▶ _Exercise inputs_
<<<<
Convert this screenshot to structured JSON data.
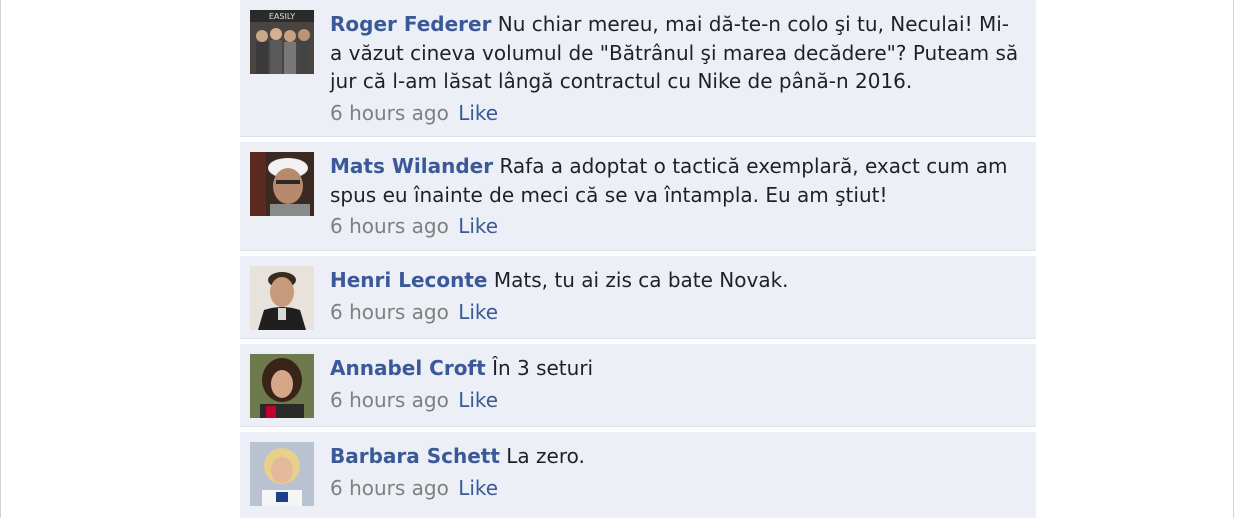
{
  "comments": [
    {
      "author": "Roger Federer",
      "text": "Nu chiar mereu, mai dă-te-n colo şi tu, Neculai! Mi-a văzut cineva volumul de \"Bătrânul şi marea decădere\"? Puteam să jur că l-am lăsat lângă contractul cu Nike de până-n 2016.",
      "time": "6 hours ago",
      "like_label": "Like",
      "avatar_caption": "EASILY"
    },
    {
      "author": "Mats Wilander",
      "text": "Rafa a adoptat o tactică exemplară, exact cum am spus eu înainte de meci că se va întampla. Eu am ştiut!",
      "time": "6 hours ago",
      "like_label": "Like"
    },
    {
      "author": "Henri Leconte",
      "text": "Mats, tu ai zis ca bate Novak.",
      "time": "6 hours ago",
      "like_label": "Like"
    },
    {
      "author": "Annabel Croft",
      "text": "În 3 seturi",
      "time": "6 hours ago",
      "like_label": "Like"
    },
    {
      "author": "Barbara Schett",
      "text": "La zero.",
      "time": "6 hours ago",
      "like_label": "Like"
    }
  ],
  "colors": {
    "author": "#3b5998",
    "comment_bg": "#eceff5",
    "meta": "#7f7f7f",
    "text": "#1d2129"
  }
}
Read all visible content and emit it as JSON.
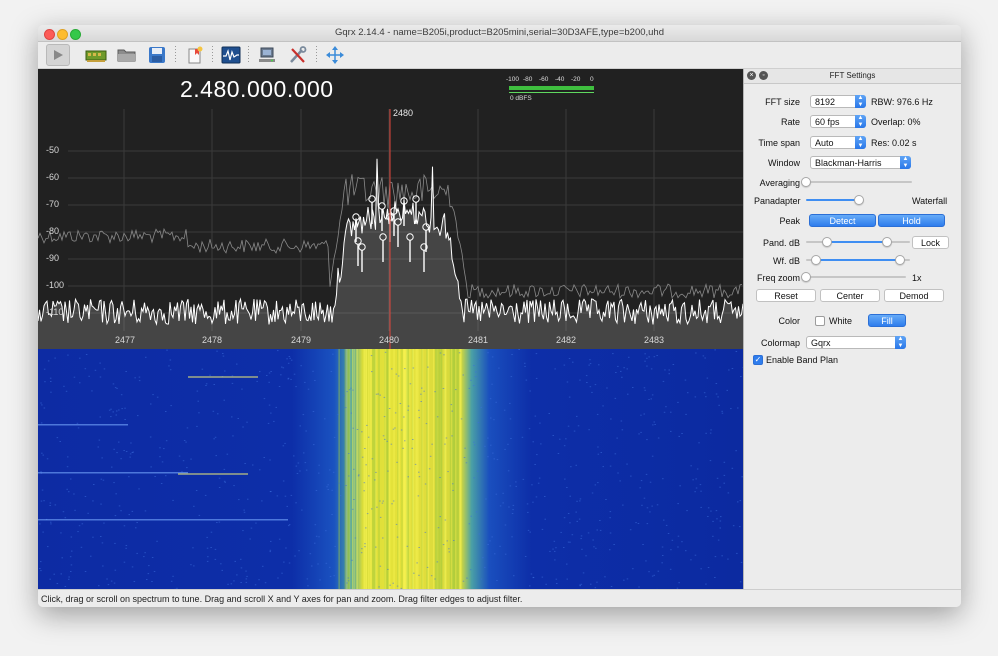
{
  "window": {
    "title": "Gqrx 2.14.4 - name=B205i,product=B205mini,serial=30D3AFE,type=b200,uhd"
  },
  "toolbar": {
    "icons": [
      "play-icon",
      "hardware-icon",
      "open-icon",
      "save-icon",
      "bookmark-icon",
      "waveform-icon",
      "network-icon",
      "tools-icon",
      "move-icon"
    ]
  },
  "spectrum": {
    "frequency": "2.480.000.000",
    "center_marker": "2480",
    "y_ticks": [
      "-50",
      "-60",
      "-70",
      "-80",
      "-90",
      "-100",
      "-110"
    ],
    "x_ticks": [
      "2477",
      "2478",
      "2479",
      "2480",
      "2481",
      "2482",
      "2483"
    ],
    "meter": {
      "ticks": [
        "-100",
        "-80",
        "-60",
        "-40",
        "-20",
        "0"
      ],
      "label": "0 dBFS"
    }
  },
  "panel": {
    "title": "FFT Settings",
    "fft_size": {
      "label": "FFT size",
      "value": "8192",
      "info": "RBW: 976.6 Hz"
    },
    "rate": {
      "label": "Rate",
      "value": "60 fps",
      "info": "Overlap: 0%"
    },
    "time_span": {
      "label": "Time span",
      "value": "Auto",
      "info": "Res: 0.02 s"
    },
    "window": {
      "label": "Window",
      "value": "Blackman-Harris"
    },
    "averaging": {
      "label": "Averaging",
      "level": 0.0
    },
    "pan_wf": {
      "left": "Panadapter",
      "right": "Waterfall",
      "level": 0.5
    },
    "peak": {
      "label": "Peak",
      "detect": "Detect",
      "hold": "Hold"
    },
    "pand_db": {
      "label": "Pand. dB",
      "lock": "Lock",
      "low": 0.2,
      "high": 0.78
    },
    "wf_db": {
      "label": "Wf. dB",
      "low": 0.1,
      "high": 0.9
    },
    "freq_zoom": {
      "label": "Freq zoom",
      "value": "1x",
      "level": 0.0
    },
    "buttons": {
      "reset": "Reset",
      "center": "Center",
      "demod": "Demod"
    },
    "color": {
      "label": "Color",
      "white": "White",
      "fill": "Fill"
    },
    "colormap": {
      "label": "Colormap",
      "value": "Gqrx"
    },
    "band_plan": {
      "label": "Enable Band Plan"
    }
  },
  "status": "Click, drag or scroll on spectrum to tune. Drag and scroll X and Y axes for pan and zoom. Drag filter edges to adjust filter."
}
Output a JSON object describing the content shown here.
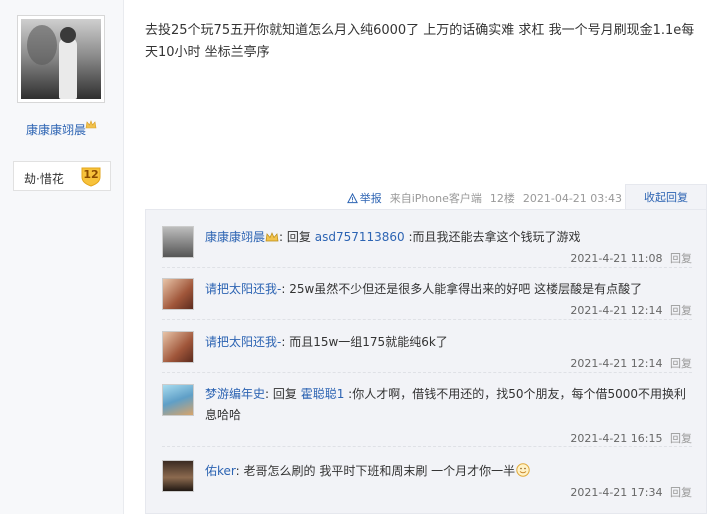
{
  "author": {
    "name": "康康康翊晨",
    "badge_name": "劫·惜花",
    "badge_level": "12"
  },
  "post": {
    "content": "去投25个玩75五开你就知道怎么月入纯6000了 上万的话确实难 求杠 我一个号月刷现金1.1e每天10小时 坐标兰亭序",
    "report_label": "举报",
    "client": "来自iPhone客户端",
    "floor": "12楼",
    "datetime": "2021-04-21 03:43",
    "collapse_label": "收起回复"
  },
  "replies": [
    {
      "user": "康康康翊晨",
      "reply_word": "回复",
      "target": "asd757113860",
      "text": " :而且我还能去拿这个钱玩了游戏",
      "time": "2021-4-21 11:08",
      "action": "回复"
    },
    {
      "user": "请把太阳还我-",
      "text": ": 25w虽然不少但还是很多人能拿得出来的好吧 这楼层酸是有点酸了",
      "time": "2021-4-21 12:14",
      "action": "回复"
    },
    {
      "user": "请把太阳还我-",
      "text": ": 而且15w一组175就能纯6k了",
      "time": "2021-4-21 12:14",
      "action": "回复"
    },
    {
      "user": "梦游编年史",
      "reply_word": "回复",
      "target": "霍聪聪1",
      "text": " :你人才啊，借钱不用还的，找50个朋友，每个借5000不用换利息哈哈",
      "time": "2021-4-21 16:15",
      "action": "回复"
    },
    {
      "user": "佑ker",
      "text": ": 老哥怎么刷的 我平时下班和周末刷 一个月才你一半",
      "time": "2021-4-21 17:34",
      "action": "回复"
    }
  ],
  "colors": {
    "link": "#2d64b3",
    "panel_bg": "#f2f3f7",
    "meta": "#999999",
    "badge_gold": "#f7c23b"
  },
  "icons": [
    "crown-icon",
    "badge-level-icon",
    "warning-icon",
    "smile-emoji-icon"
  ]
}
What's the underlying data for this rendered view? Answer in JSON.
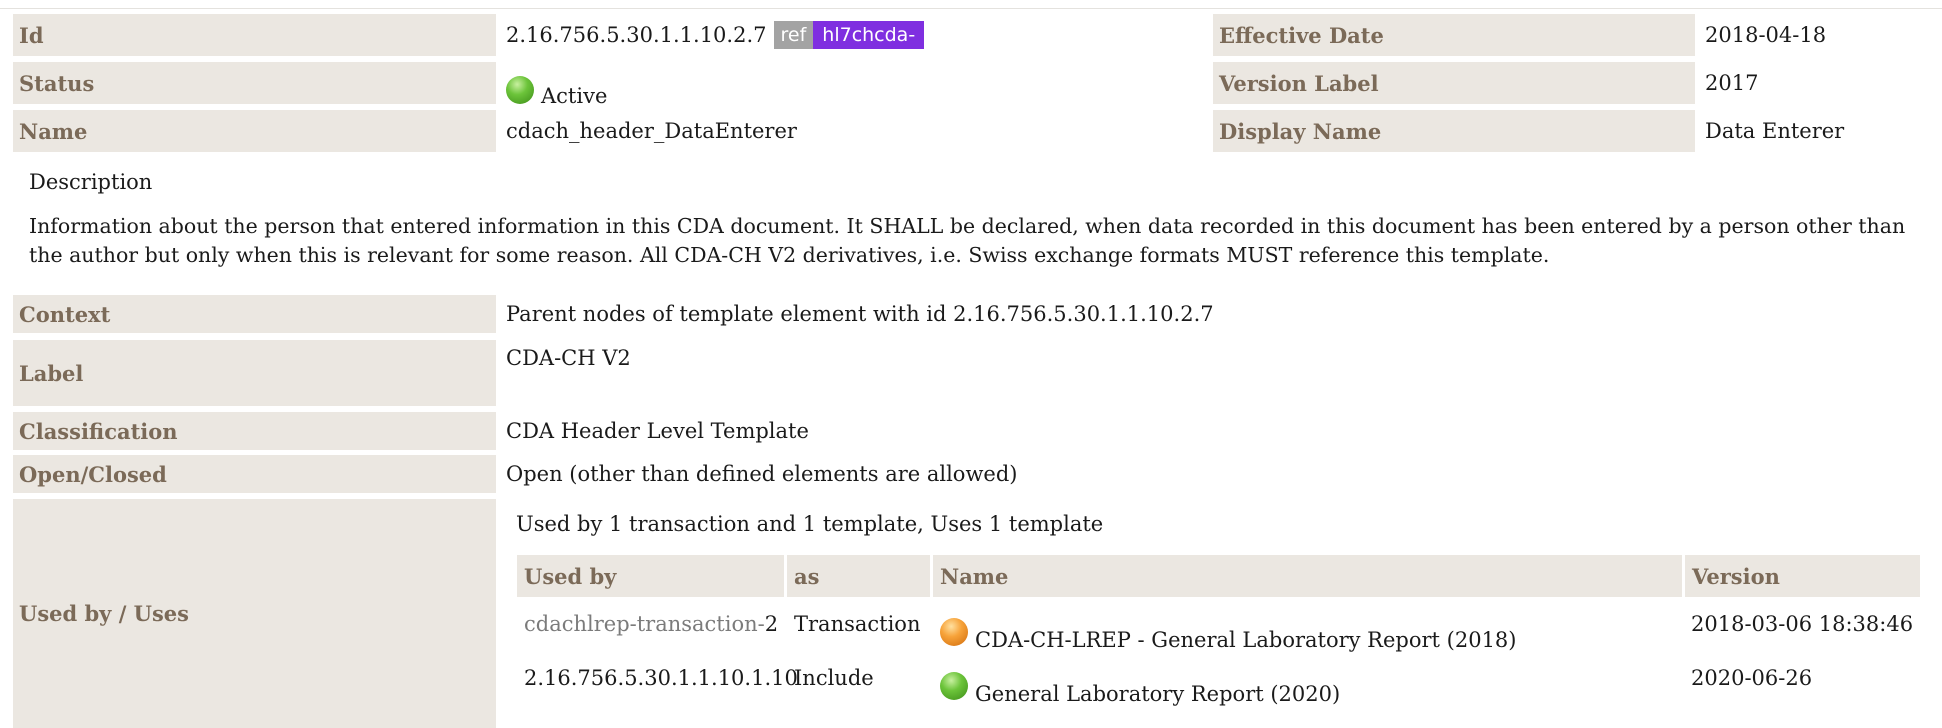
>>>>
▶ _Exercise requirements_
Report all lines of the data that include the word "this".

▶ _Solution below_
Convert this screenshot to structured JSON data.
What's the underlying data for this rendered view? Answer in JSON.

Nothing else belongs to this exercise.